How to complete this task
Would you retype all of these records exactly?
##### Listed entries #####
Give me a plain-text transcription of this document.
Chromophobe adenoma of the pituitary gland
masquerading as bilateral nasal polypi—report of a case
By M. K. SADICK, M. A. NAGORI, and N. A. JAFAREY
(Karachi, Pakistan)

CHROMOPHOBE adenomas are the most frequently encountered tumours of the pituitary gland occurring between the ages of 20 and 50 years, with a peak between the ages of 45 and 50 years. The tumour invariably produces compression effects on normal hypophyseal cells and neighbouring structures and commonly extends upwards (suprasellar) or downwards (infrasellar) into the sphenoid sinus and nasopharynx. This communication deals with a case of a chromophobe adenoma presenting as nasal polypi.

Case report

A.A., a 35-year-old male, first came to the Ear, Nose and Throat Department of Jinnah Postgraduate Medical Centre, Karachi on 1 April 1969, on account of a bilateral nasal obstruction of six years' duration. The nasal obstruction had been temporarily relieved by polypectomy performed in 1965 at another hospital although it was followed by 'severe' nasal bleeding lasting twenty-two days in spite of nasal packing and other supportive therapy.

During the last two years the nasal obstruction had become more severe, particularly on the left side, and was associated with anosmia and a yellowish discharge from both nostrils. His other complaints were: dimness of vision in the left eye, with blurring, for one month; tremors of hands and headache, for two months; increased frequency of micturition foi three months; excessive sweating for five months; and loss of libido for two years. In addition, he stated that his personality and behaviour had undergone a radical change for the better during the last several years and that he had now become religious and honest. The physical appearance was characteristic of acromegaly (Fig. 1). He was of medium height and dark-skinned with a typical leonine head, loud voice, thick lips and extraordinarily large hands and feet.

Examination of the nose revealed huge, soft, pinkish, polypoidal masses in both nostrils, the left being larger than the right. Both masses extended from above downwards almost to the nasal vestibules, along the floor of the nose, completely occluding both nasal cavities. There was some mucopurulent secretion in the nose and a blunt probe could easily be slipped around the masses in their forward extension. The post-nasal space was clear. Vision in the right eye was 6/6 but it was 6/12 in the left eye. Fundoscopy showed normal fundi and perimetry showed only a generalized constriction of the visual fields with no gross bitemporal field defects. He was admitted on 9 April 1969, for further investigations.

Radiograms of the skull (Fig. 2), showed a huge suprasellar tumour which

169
#####
Answer box
Give me a plain-text transcription of this document.
Chromophobe adenoma of the pituitary gland
masquerading as bilateral nasal polypi—report of a case
By M. K. SADICK, M. A. NAGORI, and N. A. JAFAREY
(Karachi, Pakistan)

CHROMOPHOBE adenomas are the most frequently encountered tumours of the pituitary gland occurring between the ages of 20 and 50 years, with a peak between the ages of 45 and 50 years. The tumour invariably produces compression effects on normal hypophyseal cells and neighbouring structures and commonly extends upwards (suprasellar) or downwards (infrasellar) into the sphenoid sinus and nasopharynx. This communication deals with a case of a chromophobe adenoma presenting as nasal polypi.

Case report

A.A., a 35-year-old male, first came to the Ear, Nose and Throat Department of Jinnah Postgraduate Medical Centre, Karachi on 1 April 1969, on account of a bilateral nasal obstruction of six years' duration. The nasal obstruction had been temporarily relieved by polypectomy performed in 1965 at another hospital although it was followed by 'severe' nasal bleeding lasting twenty-two days in spite of nasal packing and other supportive therapy.

During the last two years the nasal obstruction had become more severe, particularly on the left side, and was associated with anosmia and a yellowish discharge from both nostrils. His other complaints were: dimness of vision in the left eye, with blurring, for one month; tremors of hands and headache, for two months; increased frequency of micturition foi three months; excessive sweating for five months; and loss of libido for two years. In addition, he stated that his personality and behaviour had undergone a radical change for the better during the last several years and that he had now become religious and honest. The physical appearance was characteristic of acromegaly (Fig. 1). He was of medium height and dark-skinned with a typical leonine head, loud voice, thick lips and extraordinarily large hands and feet.

Examination of the nose revealed huge, soft, pinkish, polypoidal masses in both nostrils, the left being larger than the right. Both masses extended from above downwards almost to the nasal vestibules, along the floor of the nose, completely occluding both nasal cavities. There was some mucopurulent secretion in the nose and a blunt probe could easily be slipped around the masses in their forward extension. The post-nasal space was clear. Vision in the right eye was 6/6 but it was 6/12 in the left eye. Fundoscopy showed normal fundi and perimetry showed only a generalized constriction of the visual fields with no gross bitemporal field defects. He was admitted on 9 April 1969, for further investigations.

Radiograms of the skull (Fig. 2), showed a huge suprasellar tumour which

169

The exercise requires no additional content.